Read the records and gather each line that includes "Industry".

>> Start Source records

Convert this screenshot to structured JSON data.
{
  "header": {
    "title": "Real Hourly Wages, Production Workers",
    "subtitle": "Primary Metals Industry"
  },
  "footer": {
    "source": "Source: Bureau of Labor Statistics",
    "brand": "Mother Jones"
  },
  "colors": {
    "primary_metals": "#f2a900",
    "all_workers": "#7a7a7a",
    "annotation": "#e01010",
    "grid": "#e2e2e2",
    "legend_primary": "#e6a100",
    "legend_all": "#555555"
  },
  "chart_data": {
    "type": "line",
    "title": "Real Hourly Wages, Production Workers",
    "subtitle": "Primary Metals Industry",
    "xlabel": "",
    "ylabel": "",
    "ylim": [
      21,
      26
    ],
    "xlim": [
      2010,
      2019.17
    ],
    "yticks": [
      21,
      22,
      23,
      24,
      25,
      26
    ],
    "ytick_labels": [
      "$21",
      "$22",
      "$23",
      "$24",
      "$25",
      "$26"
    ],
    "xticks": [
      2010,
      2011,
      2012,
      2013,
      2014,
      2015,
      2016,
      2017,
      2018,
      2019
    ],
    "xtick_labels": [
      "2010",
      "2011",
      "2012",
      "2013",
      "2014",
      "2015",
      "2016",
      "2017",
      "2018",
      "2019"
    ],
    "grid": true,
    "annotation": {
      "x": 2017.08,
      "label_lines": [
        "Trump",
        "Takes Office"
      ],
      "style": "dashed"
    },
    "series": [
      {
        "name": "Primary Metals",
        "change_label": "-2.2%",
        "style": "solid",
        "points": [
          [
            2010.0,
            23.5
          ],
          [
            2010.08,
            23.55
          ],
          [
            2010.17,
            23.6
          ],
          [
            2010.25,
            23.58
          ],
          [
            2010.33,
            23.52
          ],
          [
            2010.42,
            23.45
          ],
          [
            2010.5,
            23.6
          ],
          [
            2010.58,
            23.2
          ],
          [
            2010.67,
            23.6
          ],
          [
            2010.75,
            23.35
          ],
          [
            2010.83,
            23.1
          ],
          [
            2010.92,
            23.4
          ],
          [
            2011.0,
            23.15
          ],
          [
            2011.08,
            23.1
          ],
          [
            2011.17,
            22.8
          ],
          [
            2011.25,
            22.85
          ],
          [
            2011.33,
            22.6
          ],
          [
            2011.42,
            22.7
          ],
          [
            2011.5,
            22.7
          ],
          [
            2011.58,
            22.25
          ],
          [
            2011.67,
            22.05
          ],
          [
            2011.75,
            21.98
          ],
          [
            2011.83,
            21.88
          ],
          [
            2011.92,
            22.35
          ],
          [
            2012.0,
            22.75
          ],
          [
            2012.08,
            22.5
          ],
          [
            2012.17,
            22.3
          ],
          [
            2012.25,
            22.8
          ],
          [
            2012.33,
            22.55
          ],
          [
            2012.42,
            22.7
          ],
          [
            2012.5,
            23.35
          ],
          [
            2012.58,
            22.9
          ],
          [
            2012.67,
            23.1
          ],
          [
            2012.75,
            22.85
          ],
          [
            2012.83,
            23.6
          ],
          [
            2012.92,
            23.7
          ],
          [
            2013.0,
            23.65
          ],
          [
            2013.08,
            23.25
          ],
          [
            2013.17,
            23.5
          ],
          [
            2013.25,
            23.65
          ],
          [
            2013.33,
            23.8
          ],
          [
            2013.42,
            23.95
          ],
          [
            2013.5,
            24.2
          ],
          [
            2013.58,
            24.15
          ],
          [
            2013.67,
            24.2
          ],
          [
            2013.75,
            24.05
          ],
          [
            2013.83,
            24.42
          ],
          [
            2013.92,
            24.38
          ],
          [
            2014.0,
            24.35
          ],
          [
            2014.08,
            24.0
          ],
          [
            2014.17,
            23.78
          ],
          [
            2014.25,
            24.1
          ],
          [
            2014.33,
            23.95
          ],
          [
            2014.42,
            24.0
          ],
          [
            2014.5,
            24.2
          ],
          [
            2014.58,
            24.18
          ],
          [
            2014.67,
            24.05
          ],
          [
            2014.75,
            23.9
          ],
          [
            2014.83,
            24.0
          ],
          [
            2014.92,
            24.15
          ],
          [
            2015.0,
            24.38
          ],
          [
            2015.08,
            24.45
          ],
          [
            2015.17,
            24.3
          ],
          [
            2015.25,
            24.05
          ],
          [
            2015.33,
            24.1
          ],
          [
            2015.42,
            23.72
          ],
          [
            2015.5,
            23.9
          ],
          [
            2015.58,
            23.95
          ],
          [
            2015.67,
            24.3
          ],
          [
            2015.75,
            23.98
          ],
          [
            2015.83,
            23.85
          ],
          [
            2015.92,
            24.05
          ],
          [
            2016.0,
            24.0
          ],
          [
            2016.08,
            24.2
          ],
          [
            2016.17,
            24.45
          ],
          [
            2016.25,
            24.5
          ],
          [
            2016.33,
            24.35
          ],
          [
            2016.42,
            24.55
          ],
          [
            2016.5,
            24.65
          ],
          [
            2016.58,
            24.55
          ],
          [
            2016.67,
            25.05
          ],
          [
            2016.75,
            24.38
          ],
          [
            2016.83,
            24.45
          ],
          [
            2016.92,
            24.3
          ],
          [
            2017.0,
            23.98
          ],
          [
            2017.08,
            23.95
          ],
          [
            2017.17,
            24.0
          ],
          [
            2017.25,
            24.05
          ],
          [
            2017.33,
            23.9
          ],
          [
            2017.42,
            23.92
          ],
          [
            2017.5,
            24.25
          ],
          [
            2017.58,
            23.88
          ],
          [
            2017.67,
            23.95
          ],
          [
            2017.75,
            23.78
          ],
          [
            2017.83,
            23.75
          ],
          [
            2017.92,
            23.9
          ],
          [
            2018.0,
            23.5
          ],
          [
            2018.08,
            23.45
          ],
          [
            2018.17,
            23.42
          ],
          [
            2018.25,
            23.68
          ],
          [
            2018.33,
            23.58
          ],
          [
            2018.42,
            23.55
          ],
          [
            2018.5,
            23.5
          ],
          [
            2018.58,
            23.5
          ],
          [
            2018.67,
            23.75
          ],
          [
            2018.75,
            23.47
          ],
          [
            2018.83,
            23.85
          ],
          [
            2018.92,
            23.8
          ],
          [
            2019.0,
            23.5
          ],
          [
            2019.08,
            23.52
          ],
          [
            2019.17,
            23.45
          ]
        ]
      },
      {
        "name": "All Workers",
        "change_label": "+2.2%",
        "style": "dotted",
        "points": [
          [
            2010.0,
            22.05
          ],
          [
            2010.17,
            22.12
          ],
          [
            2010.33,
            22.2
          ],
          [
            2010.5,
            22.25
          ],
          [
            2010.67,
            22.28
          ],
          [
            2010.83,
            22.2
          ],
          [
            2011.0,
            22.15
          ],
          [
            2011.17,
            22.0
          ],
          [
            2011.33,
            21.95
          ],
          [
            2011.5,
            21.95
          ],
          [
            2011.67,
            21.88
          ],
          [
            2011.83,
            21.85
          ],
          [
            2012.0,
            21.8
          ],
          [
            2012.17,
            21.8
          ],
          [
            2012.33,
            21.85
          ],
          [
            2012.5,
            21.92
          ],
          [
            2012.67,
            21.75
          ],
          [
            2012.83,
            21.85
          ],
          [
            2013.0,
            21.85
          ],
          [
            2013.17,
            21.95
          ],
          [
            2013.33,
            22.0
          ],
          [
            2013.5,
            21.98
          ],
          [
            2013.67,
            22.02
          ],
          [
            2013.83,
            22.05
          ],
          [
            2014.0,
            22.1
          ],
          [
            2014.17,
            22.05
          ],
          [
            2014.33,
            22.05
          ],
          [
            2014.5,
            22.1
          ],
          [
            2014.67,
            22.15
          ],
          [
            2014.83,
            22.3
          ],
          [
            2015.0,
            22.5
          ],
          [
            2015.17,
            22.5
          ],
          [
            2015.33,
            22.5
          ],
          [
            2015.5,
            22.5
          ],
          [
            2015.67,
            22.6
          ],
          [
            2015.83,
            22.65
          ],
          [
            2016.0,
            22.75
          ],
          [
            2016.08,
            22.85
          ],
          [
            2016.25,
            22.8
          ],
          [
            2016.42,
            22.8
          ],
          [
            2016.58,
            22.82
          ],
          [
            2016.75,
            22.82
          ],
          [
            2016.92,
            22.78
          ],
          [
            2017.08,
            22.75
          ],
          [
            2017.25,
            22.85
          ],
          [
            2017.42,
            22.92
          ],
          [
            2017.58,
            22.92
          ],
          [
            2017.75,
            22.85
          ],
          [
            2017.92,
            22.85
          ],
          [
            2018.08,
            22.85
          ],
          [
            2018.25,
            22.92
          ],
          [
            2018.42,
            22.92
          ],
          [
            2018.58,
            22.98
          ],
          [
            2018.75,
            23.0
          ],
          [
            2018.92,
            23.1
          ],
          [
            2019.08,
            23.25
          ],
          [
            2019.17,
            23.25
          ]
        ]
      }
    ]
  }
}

>> End Source records

> [Written response]
    "subtitle": "Primary Metals Industry"
    "subtitle": "Primary Metals Industry",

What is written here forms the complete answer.